The former Garyton School, considered the oldest commercial building in Portage, is likely to be demolished soon.
The Portage Redevelopment Commission had hoped to turn it into a community center, even hiring a team of consultants to draw plans for what it might look like, while Sue Lynch was mayor.
The cost of that project was too big a hurdle, though, and Mayor Austin Bonta said it’s even more difficult today. Just getting the building in working order again would cost $5 million, he said.
It’s considered the oldest commercial building still standing in the city, former Planning Director AJ Monroe said when the community center project was proposed.
“We all have a love for the building,” Bonta said. “We always want to honor the history of the Garyton building.”
His mother was a former student there. So was Councilwoman Gina Giese-Hurst, who attended kindergarten through second grade there.
The building has been shopped around for a variety of prospective tenants. It was rejected as a law enforcement and fire academy for the city’s public safety agencies. United Way of Northwest Indiana, Salvation Army and Portage Recovery Association all considered the building but ultimately rejected it.
“It’s a disaster. It’s an old, abandoned school building,” said Portage Economic Development Corp. Executive Director Andy Maletta, who worked with the Portage Recovery Association to find its new home on Lute Road. The PRA group liked Garyton’s vast space and saw opportunities there, but Maletta saw the drawbacks. “It would break those guys forever to renovate that building,” he said.
The PRA moved into a free building, worth $750,000, on Lute Road, donated by Northwest Health.
And now the Redevelopment Commission has budgeted $750,000 for demolition of the building, listing it as a high-priority project.
Bonta said the RDC plans to discuss demolition of the building sometime this quarter.

> Supplied material

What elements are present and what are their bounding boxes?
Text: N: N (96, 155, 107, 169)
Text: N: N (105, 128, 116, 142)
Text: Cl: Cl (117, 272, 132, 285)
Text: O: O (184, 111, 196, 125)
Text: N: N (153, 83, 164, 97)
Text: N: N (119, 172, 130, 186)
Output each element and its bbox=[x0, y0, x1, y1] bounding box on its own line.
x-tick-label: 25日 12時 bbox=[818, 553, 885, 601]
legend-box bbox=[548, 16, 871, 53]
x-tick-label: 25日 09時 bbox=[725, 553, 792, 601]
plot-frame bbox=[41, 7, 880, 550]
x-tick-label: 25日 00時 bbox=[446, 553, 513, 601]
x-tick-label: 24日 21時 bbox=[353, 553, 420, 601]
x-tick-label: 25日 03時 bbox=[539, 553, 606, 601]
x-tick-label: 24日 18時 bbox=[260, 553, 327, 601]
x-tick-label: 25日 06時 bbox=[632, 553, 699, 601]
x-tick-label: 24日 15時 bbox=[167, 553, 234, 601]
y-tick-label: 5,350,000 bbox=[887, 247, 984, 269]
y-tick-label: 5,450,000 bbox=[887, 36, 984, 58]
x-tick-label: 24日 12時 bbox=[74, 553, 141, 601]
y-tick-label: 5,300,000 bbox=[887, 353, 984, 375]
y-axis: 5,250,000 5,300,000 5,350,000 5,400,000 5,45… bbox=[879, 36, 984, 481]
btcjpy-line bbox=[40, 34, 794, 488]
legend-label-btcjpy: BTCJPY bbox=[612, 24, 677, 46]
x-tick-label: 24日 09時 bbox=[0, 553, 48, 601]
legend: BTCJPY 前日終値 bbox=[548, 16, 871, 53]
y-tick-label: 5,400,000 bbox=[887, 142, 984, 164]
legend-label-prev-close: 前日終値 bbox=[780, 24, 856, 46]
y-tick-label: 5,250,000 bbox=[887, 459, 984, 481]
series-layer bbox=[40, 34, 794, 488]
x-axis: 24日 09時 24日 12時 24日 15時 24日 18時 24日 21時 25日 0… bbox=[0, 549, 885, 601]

> Exercise objective
Continue the article on the planned demolition of the former Garyton School in Portage, picking up right after its final sentence.

> Reply to the task
Ultimately, a park would be developed on that lot to serve the Garyton area. Bonta doesn’t know how that school would be memorialized there but hopes that could be incorporated into the design of the park.
At $4 million for the new park, though, that project could be years from now.
Garyton School is in Giese-Hurst’s district.
“That’s a passion of mine,” she said, trying to preserve a historical building.
She walked through the building a few years ago and noticed a lot of graffiti as well as broken windows. What escaped graffiti, however, were murals painted in the main hallway by students when Garyton housed the Portage Township Schools adult education program.
Giese-Hurst participated in a couple of cleanup projects at the school during the COVID-19 era, cleaning up the grounds and then the interior.
As they worked, many of the older volunteers shared stories about the school and the place it held in their hearts. Younger people who had no sense of the building’s history added to the sense of community.
It was for those young people that Giese-Hurst was hoping the building could be turned into a community center. Older adults have the Banta Senior Center and school-age children have the Boys & Girls Club, but young adults ages 18 to 22 don’t have a similar place to hang out.
It would have been ideal for dance and art classes, yoga instruction, stage productions, adult enrichment classes and more, she said.
“The people who lived around there were kind of excited about that,” Lynch said.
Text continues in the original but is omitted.